- _AIM_
Reproduce the material word for word; the images stay out.

[START OF SUPPLIED INFORMATION]

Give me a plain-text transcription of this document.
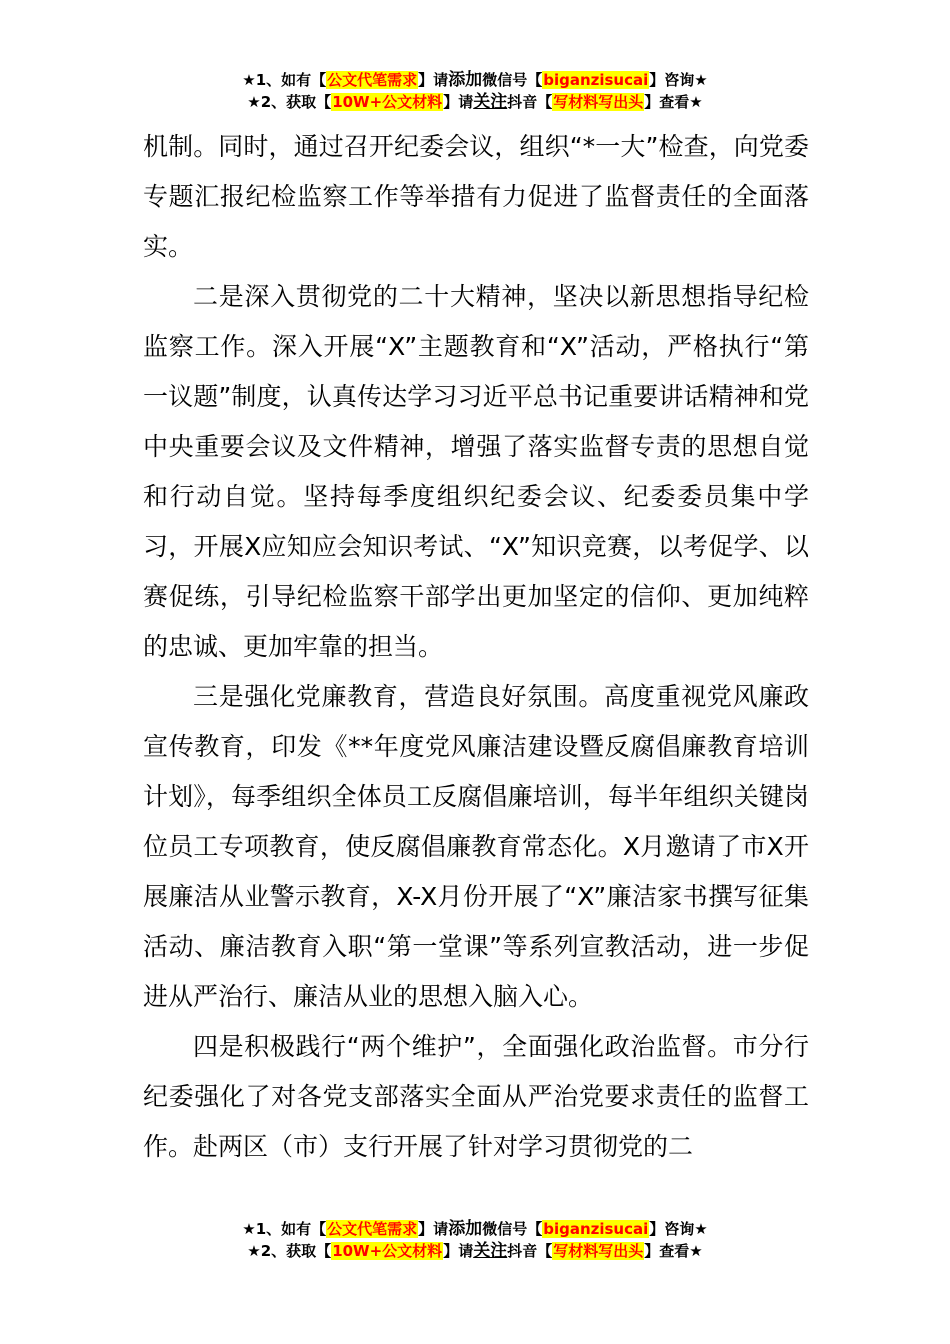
★1、如有【公文代笔需求】请添加微信号【biganzisucai】咨询★
★2、获取【10W+公文材料】请关注抖音【写材料写出头】查看★

机制。同时，通过召开纪委会议，组织“*一大”检查，向党委专题汇报纪检监察工作等举措有力促进了监督责任的全面落实。

二是深入贯彻党的二十大精神，坚决以新思想指导纪检监察工作。深入开展“X”主题教育和“X”活动，严格执行“第一议题”制度，认真传达学习习近平总书记重要讲话精神和党中央重要会议及文件精神，增强了落实监督专责的思想自觉和行动自觉。坚持每季度组织纪委会议、纪委委员集中学习，开展X应知应会知识考试、“X”知识竞赛，以考促学、以赛促练，引导纪检监察干部学出更加坚定的信仰、更加纯粹的忠诚、更加牢靠的担当。

三是强化党廉教育，营造良好氛围。高度重视党风廉政宣传教育，印发《**年度党风廉洁建设暨反腐倡廉教育培训计划》，每季组织全体员工反腐倡廉培训，每半年组织关键岗位员工专项教育，使反腐倡廉教育常态化。X月邀请了市X开展廉洁从业警示教育，X-X月份开展了“X”廉洁家书撰写征集活动、廉洁教育入职“第一堂课”等系列宣教活动，进一步促进从严治行、廉洁从业的思想入脑入心。

四是积极践行“两个维护”，全面强化政治监督。市分行纪委强化了对各党支部落实全面从严治党要求责任的监督工作。赴两区（市）支行开展了针对学习贯彻党的二

★1、如有【公文代笔需求】请添加微信号【biganzisucai】咨询★
★2、获取【10W+公文材料】请关注抖音【写材料写出头】查看★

[END OF SUPPLIED INFORMATION]

- _RESULT FOR THIS TASK_
Give me a plain-text transcription of this document.
★1、如有【公文代笔需求】请添加微信号【biganzisucai】咨询★
★2、获取【10W+公文材料】请关注抖音【写材料写出头】查看★

机制。同时，通过召开纪委会议，组织“*一大”检查，向党委专题汇报纪检监察工作等举措有力促进了监督责任的全面落实。

二是深入贯彻党的二十大精神，坚决以新思想指导纪检监察工作。深入开展“X”主题教育和“X”活动，严格执行“第一议题”制度，认真传达学习习近平总书记重要讲话精神和党中央重要会议及文件精神，增强了落实监督专责的思想自觉和行动自觉。坚持每季度组织纪委会议、纪委委员集中学习，开展X应知应会知识考试、“X”知识竞赛，以考促学、以赛促练，引导纪检监察干部学出更加坚定的信仰、更加纯粹的忠诚、更加牢靠的担当。

三是强化党廉教育，营造良好氛围。高度重视党风廉政宣传教育，印发《**年度党风廉洁建设暨反腐倡廉教育培训计划》，每季组织全体员工反腐倡廉培训，每半年组织关键岗位员工专项教育，使反腐倡廉教育常态化。X月邀请了市X开展廉洁从业警示教育，X-X月份开展了“X”廉洁家书撰写征集活动、廉洁教育入职“第一堂课”等系列宣教活动，进一步促进从严治行、廉洁从业的思想入脑入心。

四是积极践行“两个维护”，全面强化政治监督。市分行纪委强化了对各党支部落实全面从严治党要求责任的监督工作。赴两区（市）支行开展了针对学习贯彻党的二

★1、如有【公文代笔需求】请添加微信号【biganzisucai】咨询★
★2、获取【10W+公文材料】请关注抖音【写材料写出头】查看★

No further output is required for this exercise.